Task
Tally the lines of the data that include the word "LOESS" and state the total, nothing else.

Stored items
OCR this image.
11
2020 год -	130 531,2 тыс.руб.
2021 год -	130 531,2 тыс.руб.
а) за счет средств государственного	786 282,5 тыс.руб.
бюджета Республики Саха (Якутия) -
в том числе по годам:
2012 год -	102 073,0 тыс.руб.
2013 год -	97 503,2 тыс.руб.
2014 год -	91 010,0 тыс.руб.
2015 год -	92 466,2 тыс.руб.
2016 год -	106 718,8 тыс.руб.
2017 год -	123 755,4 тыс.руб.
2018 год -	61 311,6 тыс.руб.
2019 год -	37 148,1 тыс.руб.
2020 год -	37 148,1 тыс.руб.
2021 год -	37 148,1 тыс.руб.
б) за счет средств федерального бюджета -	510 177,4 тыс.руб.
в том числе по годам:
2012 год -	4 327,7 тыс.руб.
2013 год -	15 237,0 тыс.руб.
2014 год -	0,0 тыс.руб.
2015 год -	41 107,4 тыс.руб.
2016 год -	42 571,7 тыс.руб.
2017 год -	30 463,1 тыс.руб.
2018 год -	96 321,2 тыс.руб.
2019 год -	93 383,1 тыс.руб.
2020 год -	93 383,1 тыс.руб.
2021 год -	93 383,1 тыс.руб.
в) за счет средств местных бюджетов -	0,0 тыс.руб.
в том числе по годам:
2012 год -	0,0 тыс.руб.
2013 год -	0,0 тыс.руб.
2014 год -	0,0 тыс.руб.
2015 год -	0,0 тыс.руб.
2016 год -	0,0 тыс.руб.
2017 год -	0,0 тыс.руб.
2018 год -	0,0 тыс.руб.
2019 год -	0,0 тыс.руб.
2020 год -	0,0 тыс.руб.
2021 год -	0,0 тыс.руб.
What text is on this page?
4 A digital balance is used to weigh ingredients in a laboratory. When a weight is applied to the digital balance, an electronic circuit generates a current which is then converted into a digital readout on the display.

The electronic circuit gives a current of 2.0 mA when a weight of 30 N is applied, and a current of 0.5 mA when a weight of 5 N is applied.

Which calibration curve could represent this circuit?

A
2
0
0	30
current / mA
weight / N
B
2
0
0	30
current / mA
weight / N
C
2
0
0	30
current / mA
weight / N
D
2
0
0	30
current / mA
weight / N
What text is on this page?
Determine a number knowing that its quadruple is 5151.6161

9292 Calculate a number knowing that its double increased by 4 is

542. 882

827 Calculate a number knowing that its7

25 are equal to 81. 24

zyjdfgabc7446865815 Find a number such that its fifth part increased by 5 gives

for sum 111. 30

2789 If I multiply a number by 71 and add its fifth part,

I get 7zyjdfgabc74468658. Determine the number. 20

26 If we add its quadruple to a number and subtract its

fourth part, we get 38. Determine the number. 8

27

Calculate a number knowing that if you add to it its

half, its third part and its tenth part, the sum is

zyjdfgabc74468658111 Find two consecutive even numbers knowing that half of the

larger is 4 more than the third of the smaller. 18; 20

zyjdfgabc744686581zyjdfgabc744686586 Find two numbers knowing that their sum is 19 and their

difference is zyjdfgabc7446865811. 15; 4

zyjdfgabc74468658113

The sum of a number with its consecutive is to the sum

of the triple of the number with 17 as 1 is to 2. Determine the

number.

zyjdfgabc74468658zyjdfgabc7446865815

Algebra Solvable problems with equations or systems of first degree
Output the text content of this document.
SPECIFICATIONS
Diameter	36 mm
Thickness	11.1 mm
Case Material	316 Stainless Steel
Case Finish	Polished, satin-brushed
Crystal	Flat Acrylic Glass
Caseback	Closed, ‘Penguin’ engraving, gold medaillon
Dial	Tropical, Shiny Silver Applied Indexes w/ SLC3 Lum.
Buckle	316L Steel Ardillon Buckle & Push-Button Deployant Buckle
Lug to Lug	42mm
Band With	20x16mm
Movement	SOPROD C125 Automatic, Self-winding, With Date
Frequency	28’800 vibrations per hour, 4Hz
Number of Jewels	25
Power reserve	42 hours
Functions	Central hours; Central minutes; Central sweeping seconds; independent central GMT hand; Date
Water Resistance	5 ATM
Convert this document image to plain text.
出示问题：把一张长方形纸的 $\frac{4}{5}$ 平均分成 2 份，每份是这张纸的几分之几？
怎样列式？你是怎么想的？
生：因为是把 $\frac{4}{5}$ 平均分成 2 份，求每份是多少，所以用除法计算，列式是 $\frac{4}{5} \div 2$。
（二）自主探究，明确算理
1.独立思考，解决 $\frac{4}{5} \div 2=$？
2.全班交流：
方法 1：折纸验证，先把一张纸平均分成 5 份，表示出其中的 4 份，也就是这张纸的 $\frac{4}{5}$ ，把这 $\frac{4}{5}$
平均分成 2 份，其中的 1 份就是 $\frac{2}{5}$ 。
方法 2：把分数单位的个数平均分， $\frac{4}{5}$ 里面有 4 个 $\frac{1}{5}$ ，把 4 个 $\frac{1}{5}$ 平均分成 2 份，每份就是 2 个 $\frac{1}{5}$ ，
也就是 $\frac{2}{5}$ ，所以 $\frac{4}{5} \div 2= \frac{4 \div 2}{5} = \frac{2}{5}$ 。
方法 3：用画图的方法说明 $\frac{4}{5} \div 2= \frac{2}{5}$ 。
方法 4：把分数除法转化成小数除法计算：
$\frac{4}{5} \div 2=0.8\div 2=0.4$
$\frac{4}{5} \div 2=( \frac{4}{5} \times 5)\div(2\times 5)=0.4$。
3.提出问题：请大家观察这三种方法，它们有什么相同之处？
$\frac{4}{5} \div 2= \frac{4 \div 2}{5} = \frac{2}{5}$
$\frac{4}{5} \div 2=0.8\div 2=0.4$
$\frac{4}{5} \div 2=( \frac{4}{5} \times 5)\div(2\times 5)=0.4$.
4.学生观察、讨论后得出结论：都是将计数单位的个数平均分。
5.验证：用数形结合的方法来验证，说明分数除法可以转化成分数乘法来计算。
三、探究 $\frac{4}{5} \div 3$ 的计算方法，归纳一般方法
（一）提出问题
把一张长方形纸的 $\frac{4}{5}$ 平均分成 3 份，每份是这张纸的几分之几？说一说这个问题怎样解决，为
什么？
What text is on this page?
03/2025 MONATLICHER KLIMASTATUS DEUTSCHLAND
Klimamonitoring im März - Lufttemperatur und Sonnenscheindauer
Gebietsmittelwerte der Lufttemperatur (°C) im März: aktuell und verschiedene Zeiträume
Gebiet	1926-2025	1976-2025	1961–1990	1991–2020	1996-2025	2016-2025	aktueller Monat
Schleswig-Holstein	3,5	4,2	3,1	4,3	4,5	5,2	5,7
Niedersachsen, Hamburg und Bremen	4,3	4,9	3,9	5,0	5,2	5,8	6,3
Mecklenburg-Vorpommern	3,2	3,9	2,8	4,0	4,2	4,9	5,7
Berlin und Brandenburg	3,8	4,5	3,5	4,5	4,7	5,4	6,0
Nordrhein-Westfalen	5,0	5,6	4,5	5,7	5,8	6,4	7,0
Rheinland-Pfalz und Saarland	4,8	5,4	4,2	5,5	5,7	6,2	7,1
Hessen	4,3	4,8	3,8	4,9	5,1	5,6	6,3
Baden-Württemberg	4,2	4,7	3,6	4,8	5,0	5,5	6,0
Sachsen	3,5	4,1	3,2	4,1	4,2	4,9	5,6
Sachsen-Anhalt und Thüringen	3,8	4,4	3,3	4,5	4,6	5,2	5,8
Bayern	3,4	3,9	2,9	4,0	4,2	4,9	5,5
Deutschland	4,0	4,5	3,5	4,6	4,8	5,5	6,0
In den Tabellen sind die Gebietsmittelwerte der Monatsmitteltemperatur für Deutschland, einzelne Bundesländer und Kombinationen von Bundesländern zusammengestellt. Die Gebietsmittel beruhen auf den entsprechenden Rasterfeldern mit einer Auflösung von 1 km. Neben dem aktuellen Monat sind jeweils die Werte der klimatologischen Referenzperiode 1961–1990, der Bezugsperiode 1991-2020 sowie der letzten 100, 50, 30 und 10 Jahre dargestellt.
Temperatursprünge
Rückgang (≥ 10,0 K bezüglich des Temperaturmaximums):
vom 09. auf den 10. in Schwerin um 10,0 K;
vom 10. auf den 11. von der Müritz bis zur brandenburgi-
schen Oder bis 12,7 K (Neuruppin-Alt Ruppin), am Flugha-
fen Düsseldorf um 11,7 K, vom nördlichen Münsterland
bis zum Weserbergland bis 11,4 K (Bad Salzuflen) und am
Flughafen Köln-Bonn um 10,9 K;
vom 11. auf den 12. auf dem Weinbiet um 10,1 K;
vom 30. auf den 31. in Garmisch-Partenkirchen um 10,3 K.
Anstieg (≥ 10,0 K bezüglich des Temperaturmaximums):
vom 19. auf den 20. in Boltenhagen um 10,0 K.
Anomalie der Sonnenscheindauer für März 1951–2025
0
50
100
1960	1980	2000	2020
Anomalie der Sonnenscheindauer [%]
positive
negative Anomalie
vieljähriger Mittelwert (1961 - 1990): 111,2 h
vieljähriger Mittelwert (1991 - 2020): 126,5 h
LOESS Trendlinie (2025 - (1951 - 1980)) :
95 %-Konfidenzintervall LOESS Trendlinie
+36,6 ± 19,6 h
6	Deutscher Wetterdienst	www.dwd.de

Result below
2